Resume en dos oraciones el texto extraído.

## Texto extraído
= = =

El negro es, en este momento, un sheriff blanco de Alabama, detrás de él hay una persona cuya raza no adivino porque está vestida con una toga del Ku Klux Klan y yo, en ese momento, soy un negro que ha ido a registrarse para votar.
Y pensar que yo iba a calentar un mi chomín de pollo que me hice anoche para almorzar hoy en la cafetería del diario donde está mi oficina cuando me preguntaron si no quería participar en un ejercicio en el cual, en una especie de reconstrucción de los hechos, muestran cómo era el proceso de empadronamiento poco tiempo después de que se permitiera que los negros tuvieran derecho a votar.
No sé por qué, pero me dio miedo. Supongo que estaba reconstruyendo dentro de mí las veces que me ha intimidado un policía armado con garrote, pistola o fusil en tantos lugares distintos a lo largo de los últimos 30 años.
El negro que hacía el papel de sheriff blanco nos gritaba, nos insultaba, nos tenía sentados en áreas distintas del salón. La idea era mostrarle a la gente, negros, blancos y latinos, cómo era ser negro o mexicano en los años 60.
Cuando termina el ejercicio nos dan almuerzo. Los “blancos” comen primero. Luego, nos dan permiso a los “negros”. Yo decido no quedarme a comer con ellos y regreso a mi oficina. Quiero un momento para pensar en lo que pasó en Totonicapán la semana pasada.
Y quizá sería el momento apropiado para indignarme y rasgarme las vestiduras hasta que mi camisa y pantalones quedaran convertidas en una inmensa guaipe. Probablemente sea ocasión de acusar al gobierno de militarista y genocida, y pintar a Otto Pérez como un chafarote sanguinario que salió a matar a los hermanos mayas. Denunciar que fue la primera masacre del Genocidio 2.0 sería tal vez lo más oportuno.
Pero me sabe a falso. Actuamos como si de pronto los chapines se volvieron racistas y como si de pronto el gobierno comenzó a actuar en contra de las poblaciones indígenas, cuando la costumbre de mandar al ejército a someter a los indígenas es una tradición más antigua que comer fiambre el día de los muertos y que promete ser mucho más duradera con lo caros que están los embutidos.
Que Otto Perez y sus ministros salgan a cantinflear diciendo que los soldados no iban armados, que sí iban armados pero que dispararon al aire, que sí dispararon pero es que estaban siendo atacados… que el ministro de relaciones exteriores les diga a los embajadores que ocho muertos, pffff, es moco de pavo y que haría falta mucho más para que sea una llamada de atención. ¿Se puede hacer un comentario serio sobre una actitud tan rabiosamente bananera?

= = =

## Líneas de datos
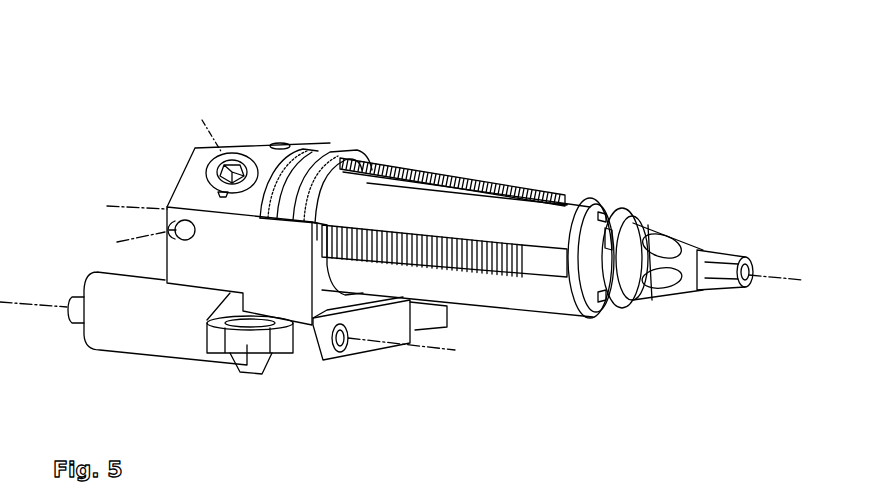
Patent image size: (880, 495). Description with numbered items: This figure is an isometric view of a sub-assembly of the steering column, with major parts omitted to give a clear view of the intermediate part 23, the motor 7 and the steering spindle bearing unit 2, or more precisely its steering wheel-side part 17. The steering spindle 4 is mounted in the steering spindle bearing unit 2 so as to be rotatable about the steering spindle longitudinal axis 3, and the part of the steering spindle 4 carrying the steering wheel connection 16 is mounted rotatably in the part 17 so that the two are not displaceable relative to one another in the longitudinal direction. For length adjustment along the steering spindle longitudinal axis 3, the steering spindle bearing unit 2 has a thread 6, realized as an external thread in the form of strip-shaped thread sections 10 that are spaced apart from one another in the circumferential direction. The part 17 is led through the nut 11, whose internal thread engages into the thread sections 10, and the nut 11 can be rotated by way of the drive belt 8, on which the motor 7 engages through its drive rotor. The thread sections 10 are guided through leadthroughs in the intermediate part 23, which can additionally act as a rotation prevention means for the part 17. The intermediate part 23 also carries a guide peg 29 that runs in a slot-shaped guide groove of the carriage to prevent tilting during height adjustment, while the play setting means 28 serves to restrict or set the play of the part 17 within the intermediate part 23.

The steering spindle bearing unit 2 is at (485, 202).
The steering spindle longitudinal axis 3 is at (763, 268).
The steering spindle 4 is at (647, 213).
The thread 6 is at (444, 239).
The motor 7 is at (165, 340).
The drive belt 8 is at (295, 180).
The thread sections 10 is at (455, 173).
The nut 11 is at (342, 160).
The steering wheel connection 16 is at (713, 260).
The steering wheel-side part 17 is at (558, 213).
The intermediate part 23 is at (285, 287).
The play setting means 28 is at (232, 167).
The guide peg 29 is at (167, 211).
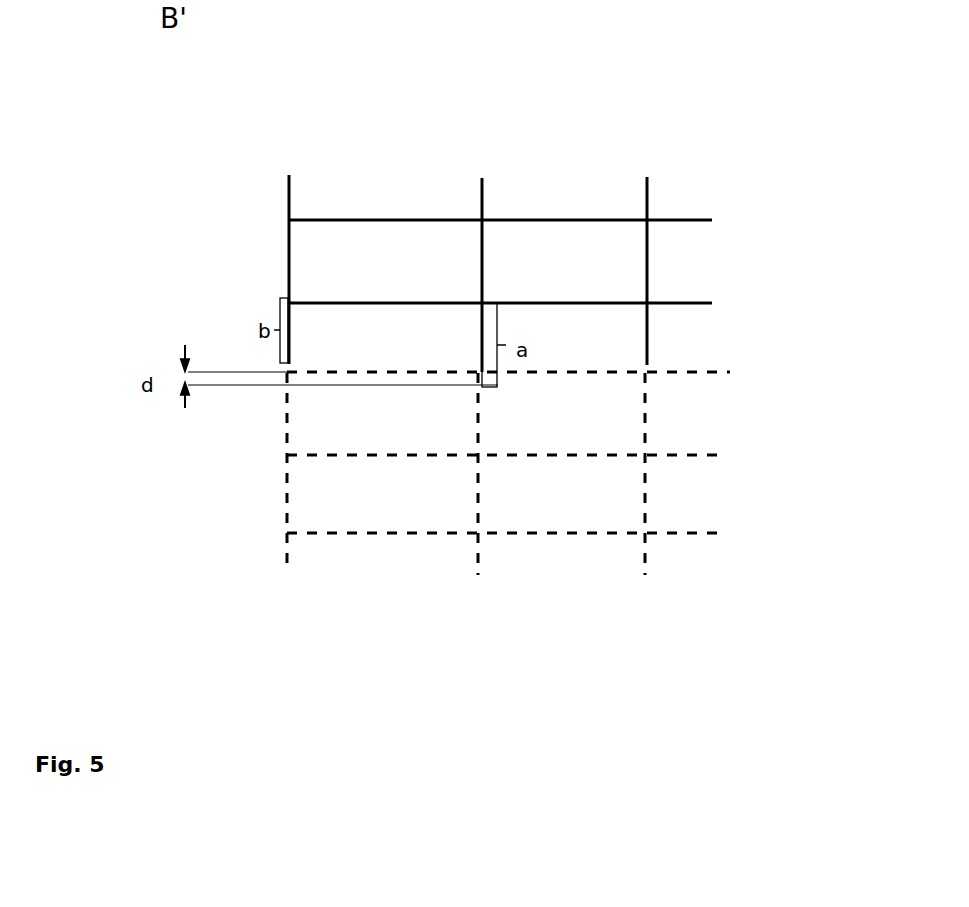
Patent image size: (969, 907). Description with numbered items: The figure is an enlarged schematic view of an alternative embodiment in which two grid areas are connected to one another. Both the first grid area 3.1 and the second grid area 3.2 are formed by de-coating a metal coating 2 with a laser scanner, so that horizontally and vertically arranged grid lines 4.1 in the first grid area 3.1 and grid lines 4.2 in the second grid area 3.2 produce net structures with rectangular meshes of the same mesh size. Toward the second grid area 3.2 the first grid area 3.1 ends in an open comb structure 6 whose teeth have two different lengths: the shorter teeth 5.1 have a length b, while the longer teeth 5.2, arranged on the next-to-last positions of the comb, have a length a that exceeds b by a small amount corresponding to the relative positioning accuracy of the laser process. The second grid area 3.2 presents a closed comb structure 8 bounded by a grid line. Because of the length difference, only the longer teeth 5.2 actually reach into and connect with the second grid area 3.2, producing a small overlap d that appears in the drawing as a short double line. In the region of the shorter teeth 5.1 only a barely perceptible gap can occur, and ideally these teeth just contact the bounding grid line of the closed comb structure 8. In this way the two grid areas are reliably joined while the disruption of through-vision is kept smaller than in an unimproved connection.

The metal coating 2 is at (604, 247).
The first grid area 3.1 is at (275, 273).
The second grid area 3.2 is at (246, 556).
The grid lines of first grid area 4.1 is at (323, 206).
The grid lines of second grid area 4.2 is at (407, 544).
The teeth with length b 5.1 is at (304, 316).
The teeth with length a 5.2 is at (477, 314).
The open comb structure 6 is at (704, 352).
The closed comb structure 8 is at (704, 405).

= = =

## Resultado del ejercicio
Quien escribe participa en un ejercicio que recrea cómo era empadronarse para votar siendo negro en los años 60, con un hombre negro en el papel de sheriff blanco, y la experiencia le da miedo. Luego dedica un momento a pensar en lo ocurrido en Totonicapán: afirma que mandar al ejército a someter a los indígenas es una tradición antigua y critica las versiones cambiantes de Otto Pérez y sus ministros sobre si los soldados iban armados y dispararon.